Records from a data source:
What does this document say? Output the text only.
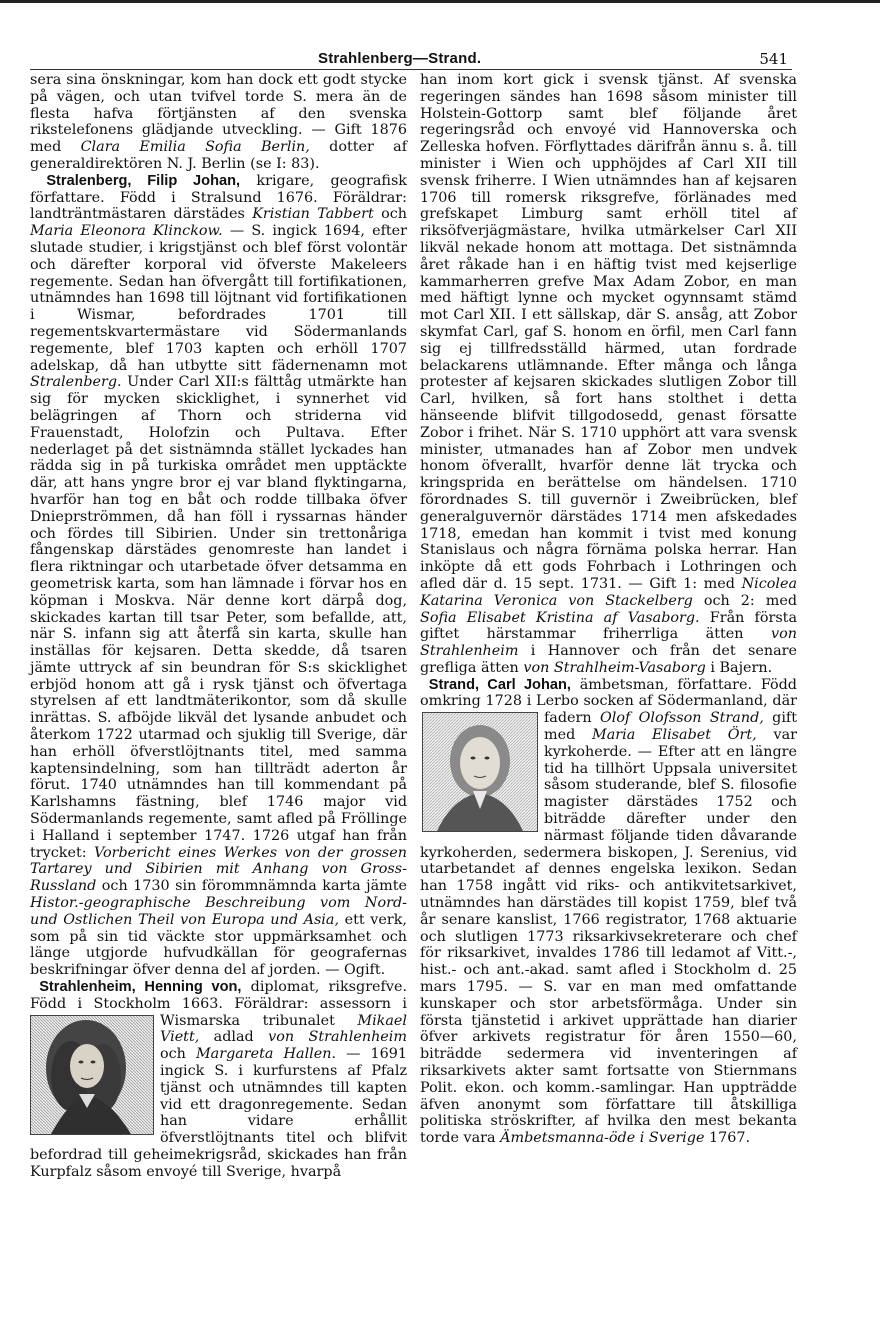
Strahlenberg—Strand.	541

sera sina önskningar, kom han dock ett godt stycke på vägen, och utan tvifvel torde S. mera än de flesta hafva förtjänsten af den svenska rikstelefonens glädjande utveckling. — Gift 1876 med Clara Emilia Sofia Berlin, dotter af generaldirektören N. J. Berlin (se I: 83).

Stralenberg, Filip Johan, krigare, geografisk författare. Född i Stralsund 1676. Föräldrar: landträntmästaren därstädes Kristian Tabbert och Maria Eleonora Klinckow. — S. ingick 1694, efter slutade studier, i krigstjänst och blef först volontär och därefter korporal vid öfverste Makeleers regemente. Sedan han öfvergått till fortifikationen, utnämndes han 1698 till löjtnant vid fortifikationen i Wismar, befordrades 1701 till regementskvartermästare vid Södermanlands regemente, blef 1703 kapten och erhöll 1707 adelskap, då han utbytte sitt fädernenamn mot Stralenberg. Under Carl XII:s fälttåg utmärkte han sig för mycken skicklighet, i synnerhet vid belägringen af Thorn och striderna vid Frauenstadt, Holofzin och Pultava. Efter nederlaget på det sistnämnda stället lyckades han rädda sig in på turkiska området men upptäckte där, att hans yngre bror ej var bland flyktingarna, hvarför han tog en båt och rodde tillbaka öfver Dnieprströmmen, då han föll i ryssarnas händer och fördes till Sibirien. Under sin trettonåriga fångenskap därstädes genomreste han landet i flera riktningar och utarbetade öfver detsamma en geometrisk karta, som han lämnade i förvar hos en köpman i Moskva. När denne kort därpå dog, skickades kartan till tsar Peter, som befallde, att, när S. infann sig att återfå sin karta, skulle han inställas för kejsaren. Detta skedde, då tsaren jämte uttryck af sin beundran för S:s skicklighet erbjöd honom att gå i rysk tjänst och öfvertaga styrelsen af ett landtmäterikontor, som då skulle inrättas. S. afböjde likväl det lysande anbudet och återkom 1722 utarmad och sjuklig till Sverige, där han erhöll öfverstlöjtnants titel, med samma kaptensindelning, som han tillträdt aderton år förut. 1740 utnämndes han till kommendant på Karlshamns fästning, blef 1746 major vid Södermanlands regemente, samt afled på Fröllinge i Halland i september 1747. 1726 utgaf han från trycket: Vorbericht eines Werkes von der grossen Tartarey und Sibirien mit Anhang von Gross-Russland och 1730 sin förommnämnda karta jämte Histor.-geographische Beschreibung vom Nord- und Ostlichen Theil von Europa und Asia, ett verk, som på sin tid väckte stor uppmärksamhet och länge utgjorde hufvudkällan för geografernas beskrifningar öfver denna del af jorden. — Ogift.

Strahlenheim, Henning von, diplomat, riksgrefve. Född i Stockholm 1663. Föräldrar: assessorn i Wismarska tribunalet
Mikael Viett, adlad von Strahlenheim och Margareta Hallen. — 1691 ingick S. i kurfurstens af Pfalz tjänst och utnämndes till kapten vid ett dragonregemente. Sedan han vidare erhållit öfverstlöjtnants titel och blifvit befordrad till geheimekrigsråd, skickades han från Kurpfalz såsom envoyé till Sverige, hvarpå

han inom kort gick i svensk tjänst. Af svenska regeringen sändes han 1698 såsom minister till Holstein-Gottorp samt blef följande året regeringsråd och envoyé vid Hannoverska och Zelleska hofven. Förflyttades därifrån ännu s. å. till minister i Wien och upphöjdes af Carl XII till svensk friherre. I Wien utnämndes han af kejsaren 1706 till romersk riksgrefve, förlänades med grefskapet Limburg samt erhöll titel af riksöfverjägmästare, hvilka utmärkelser Carl XII likväl nekade honom att mottaga. Det sistnämnda året råkade han i en häftig tvist med kejserlige kammarherren grefve Max Adam Zobor, en man med häftigt lynne och mycket ogynnsamt stämd mot Carl XII. I ett sällskap, där S. ansåg, att Zobor skymfat Carl, gaf S. honom en örfil, men Carl fann sig ej tillfredsställd härmed, utan fordrade belackarens utlämnande. Efter många och långa protester af kejsaren skickades slutligen Zobor till Carl, hvilken, så fort hans stolthet i detta hänseende blifvit tillgodosedd, genast försatte Zobor i frihet. När S. 1710 upphört att vara svensk minister, utmanades han af Zobor men undvek honom öfverallt, hvarför denne lät trycka och kringsprida en berättelse om händelsen. 1710 förordnades S. till guvernör i Zweibrücken, blef generalguvernör därstädes 1714 men afskedades 1718, emedan han kommit i tvist med konung Stanislaus och några förnäma polska herrar. Han inköpte då ett gods Fohrbach i Lothringen och afled där d. 15 sept. 1731. — Gift 1: med Nicolea Katarina Veronica von Stackelberg och 2: med Sofia Elisabet Kristina af Vasaborg. Från första giftet härstammar friherrliga ätten von Strahlenheim i Hannover och från det senare grefliga ätten von Strahlheim-Vasaborg i Bajern.

Strand, Carl Johan, ämbetsman, författare. Född omkring 1728 i Lerbo socken af Södermanland, där fadern
Olof Olofsson Strand, gift med Maria Elisabet Ört, var kyrkoherde. — Efter att en längre tid ha tillhört Uppsala universitet såsom studerande, blef S. filosofie magister därstädes 1752 och biträdde därefter under den närmast följande tiden dåvarande kyrkoherden, sedermera biskopen, J. Serenius, vid utarbetandet af dennes engelska lexikon. Sedan han 1758 ingått vid riks- och antikvitetsarkivet, utnämndes han därstädes till kopist 1759, blef två år senare kanslist, 1766 registrator, 1768 aktuarie och slutligen 1773 riksarkivsekreterare och chef för riksarkivet, invaldes 1786 till ledamot af Vitt.-, hist.- och ant.-akad. samt afled i Stockholm d. 25 mars 1795. — S. var en man med omfattande kunskaper och stor arbetsförmåga. Under sin första tjänstetid i arkivet upprättade han diarier öfver arkivets registratur för åren 1550—60, biträdde sedermera vid inventeringen af riksarkivets akter samt fortsatte von Stiernmans Polit. ekon. och komm.-samlingar. Han uppträdde äfven anonymt som författare till åtskilliga politiska ströskrifter, af hvilka den mest bekanta torde vara Ämbetsmanna-öde i Sverige 1767.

(EXERCISE AIM) Each record above should be copied character for character, with pictures dropped.

(YOUR SOLUTION)
What does this document say? Output the text only.
Strahlenberg—Strand.	541

sera sina önskningar, kom han dock ett godt stycke på vägen, och utan tvifvel torde S. mera än de flesta hafva förtjänsten af den svenska rikstelefonens glädjande utveckling. — Gift 1876 med Clara Emilia Sofia Berlin, dotter af generaldirektören N. J. Berlin (se I: 83).

Stralenberg, Filip Johan, krigare, geografisk författare. Född i Stralsund 1676. Föräldrar: landträntmästaren därstädes Kristian Tabbert och Maria Eleonora Klinckow. — S. ingick 1694, efter slutade studier, i krigstjänst och blef först volontär och därefter korporal vid öfverste Makeleers regemente. Sedan han öfvergått till fortifikationen, utnämndes han 1698 till löjtnant vid fortifikationen i Wismar, befordrades 1701 till regementskvartermästare vid Södermanlands regemente, blef 1703 kapten och erhöll 1707 adelskap, då han utbytte sitt fädernenamn mot Stralenberg. Under Carl XII:s fälttåg utmärkte han sig för mycken skicklighet, i synnerhet vid belägringen af Thorn och striderna vid Frauenstadt, Holofzin och Pultava. Efter nederlaget på det sistnämnda stället lyckades han rädda sig in på turkiska området men upptäckte där, att hans yngre bror ej var bland flyktingarna, hvarför han tog en båt och rodde tillbaka öfver Dnieprströmmen, då han föll i ryssarnas händer och fördes till Sibirien. Under sin trettonåriga fångenskap därstädes genomreste han landet i flera riktningar och utarbetade öfver detsamma en geometrisk karta, som han lämnade i förvar hos en köpman i Moskva. När denne kort därpå dog, skickades kartan till tsar Peter, som befallde, att, när S. infann sig att återfå sin karta, skulle han inställas för kejsaren. Detta skedde, då tsaren jämte uttryck af sin beundran för S:s skicklighet erbjöd honom att gå i rysk tjänst och öfvertaga styrelsen af ett landtmäterikontor, som då skulle inrättas. S. afböjde likväl det lysande anbudet och återkom 1722 utarmad och sjuklig till Sverige, där han erhöll öfverstlöjtnants titel, med samma kaptensindelning, som han tillträdt aderton år förut. 1740 utnämndes han till kommendant på Karlshamns fästning, blef 1746 major vid Södermanlands regemente, samt afled på Fröllinge i Halland i september 1747. 1726 utgaf han från trycket: Vorbericht eines Werkes von der grossen Tartarey und Sibirien mit Anhang von Gross-Russland och 1730 sin förommnämnda karta jämte Histor.-geographische Beschreibung vom Nord- und Ostlichen Theil von Europa und Asia, ett verk, som på sin tid väckte stor uppmärksamhet och länge utgjorde hufvudkällan för geografernas beskrifningar öfver denna del af jorden. — Ogift.

Strahlenheim, Henning von, diplomat, riksgrefve. Född i Stockholm 1663. Föräldrar: assessorn i Wismarska tribunalet
Mikael Viett, adlad von Strahlenheim och Margareta Hallen. — 1691 ingick S. i kurfurstens af Pfalz tjänst och utnämndes till kapten vid ett dragonregemente. Sedan han vidare erhållit öfverstlöjtnants titel och blifvit befordrad till geheimekrigsråd, skickades han från Kurpfalz såsom envoyé till Sverige, hvarpå

han inom kort gick i svensk tjänst. Af svenska regeringen sändes han 1698 såsom minister till Holstein-Gottorp samt blef följande året regeringsråd och envoyé vid Hannoverska och Zelleska hofven. Förflyttades därifrån ännu s. å. till minister i Wien och upphöjdes af Carl XII till svensk friherre. I Wien utnämndes han af kejsaren 1706 till romersk riksgrefve, förlänades med grefskapet Limburg samt erhöll titel af riksöfverjägmästare, hvilka utmärkelser Carl XII likväl nekade honom att mottaga. Det sistnämnda året råkade han i en häftig tvist med kejserlige kammarherren grefve Max Adam Zobor, en man med häftigt lynne och mycket ogynnsamt stämd mot Carl XII. I ett sällskap, där S. ansåg, att Zobor skymfat Carl, gaf S. honom en örfil, men Carl fann sig ej tillfredsställd härmed, utan fordrade belackarens utlämnande. Efter många och långa protester af kejsaren skickades slutligen Zobor till Carl, hvilken, så fort hans stolthet i detta hänseende blifvit tillgodosedd, genast försatte Zobor i frihet. När S. 1710 upphört att vara svensk minister, utmanades han af Zobor men undvek honom öfverallt, hvarför denne lät trycka och kringsprida en berättelse om händelsen. 1710 förordnades S. till guvernör i Zweibrücken, blef generalguvernör därstädes 1714 men afskedades 1718, emedan han kommit i tvist med konung Stanislaus och några förnäma polska herrar. Han inköpte då ett gods Fohrbach i Lothringen och afled där d. 15 sept. 1731. — Gift 1: med Nicolea Katarina Veronica von Stackelberg och 2: med Sofia Elisabet Kristina af Vasaborg. Från första giftet härstammar friherrliga ätten von Strahlenheim i Hannover och från det senare grefliga ätten von Strahlheim-Vasaborg i Bajern.

Strand, Carl Johan, ämbetsman, författare. Född omkring 1728 i Lerbo socken af Södermanland, där fadern
Olof Olofsson Strand, gift med Maria Elisabet Ört, var kyrkoherde. — Efter att en längre tid ha tillhört Uppsala universitet såsom studerande, blef S. filosofie magister därstädes 1752 och biträdde därefter under den närmast följande tiden dåvarande kyrkoherden, sedermera biskopen, J. Serenius, vid utarbetandet af dennes engelska lexikon. Sedan han 1758 ingått vid riks- och antikvitetsarkivet, utnämndes han därstädes till kopist 1759, blef två år senare kanslist, 1766 registrator, 1768 aktuarie och slutligen 1773 riksarkivsekreterare och chef för riksarkivet, invaldes 1786 till ledamot af Vitt.-, hist.- och ant.-akad. samt afled i Stockholm d. 25 mars 1795. — S. var en man med omfattande kunskaper och stor arbetsförmåga. Under sin första tjänstetid i arkivet upprättade han diarier öfver arkivets registratur för åren 1550—60, biträdde sedermera vid inventeringen af riksarkivets akter samt fortsatte von Stiernmans Polit. ekon. och komm.-samlingar. Han uppträdde äfven anonymt som författare till åtskilliga politiska ströskrifter, af hvilka den mest bekanta torde vara Ämbetsmanna-öde i Sverige 1767.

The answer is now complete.